--- START OF DATA FOR THIS EXERCISE ---
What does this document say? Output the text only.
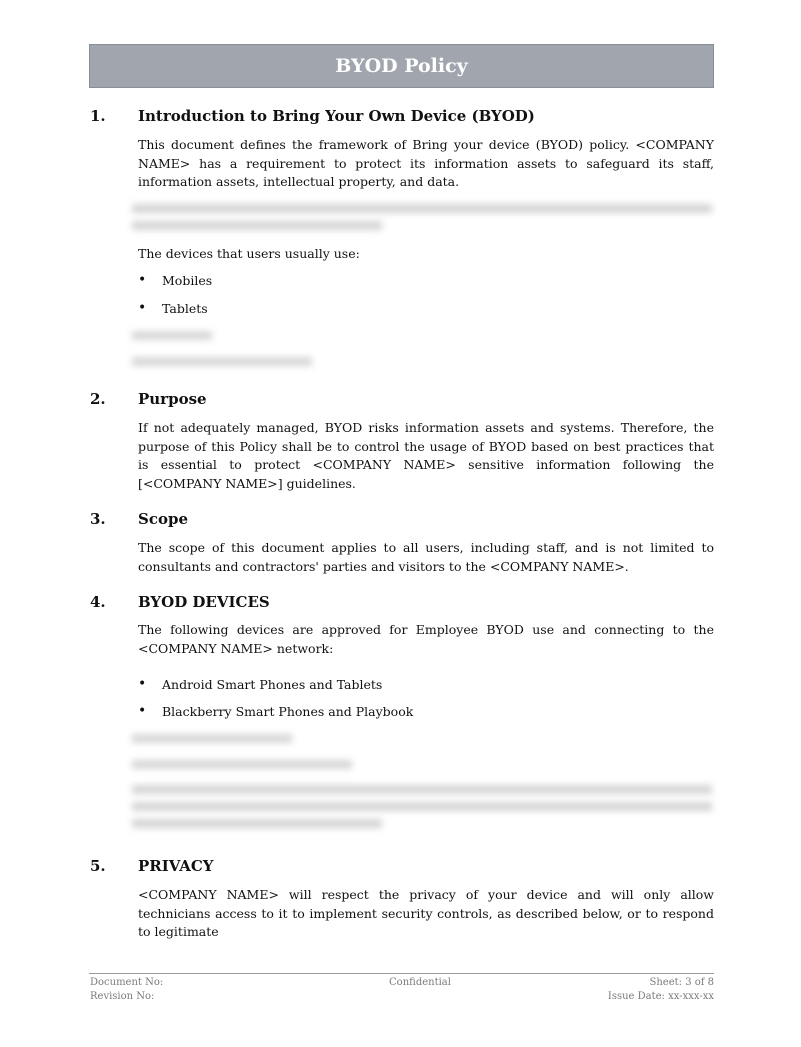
BYOD Policy
1.	Introduction to Bring Your Own Device (BYOD)

This document defines the framework of Bring your device (BYOD) policy. <COMPANY NAME> has a requirement to protect its information assets to safeguard its staff, information assets, intellectual property, and data.

The devices that users usually use:

•	Mobiles
•	Tablets
2.	Purpose

If not adequately managed, BYOD risks information assets and systems. Therefore, the purpose of this Policy shall be to control the usage of BYOD based on best practices that is essential to protect <COMPANY NAME> sensitive information following the [<COMPANY NAME>] guidelines.

3.	Scope

The scope of this document applies to all users, including staff, and is not limited to consultants and contractors' parties and visitors to the <COMPANY NAME>.

4.	BYOD DEVICES

The following devices are approved for Employee BYOD use and connecting to the <COMPANY NAME> network:

•	Android Smart Phones and Tablets
•	Blackberry Smart Phones and Playbook
5.	PRIVACY

<COMPANY NAME> will respect the privacy of your device and will only allow technicians access to it to implement security controls, as described below, or to respond to legitimate

Document No:
Revision No:
Confidential	Sheet: 3 of 8
Issue Date: xx-xxx-xx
--- END OF DATA FOR THIS EXERCISE ---
**TASK OBJECTIVE**
Report the number of lines in the listing that include the string "BYOD"; give nothing but the number.

**IN RESPONSE**
6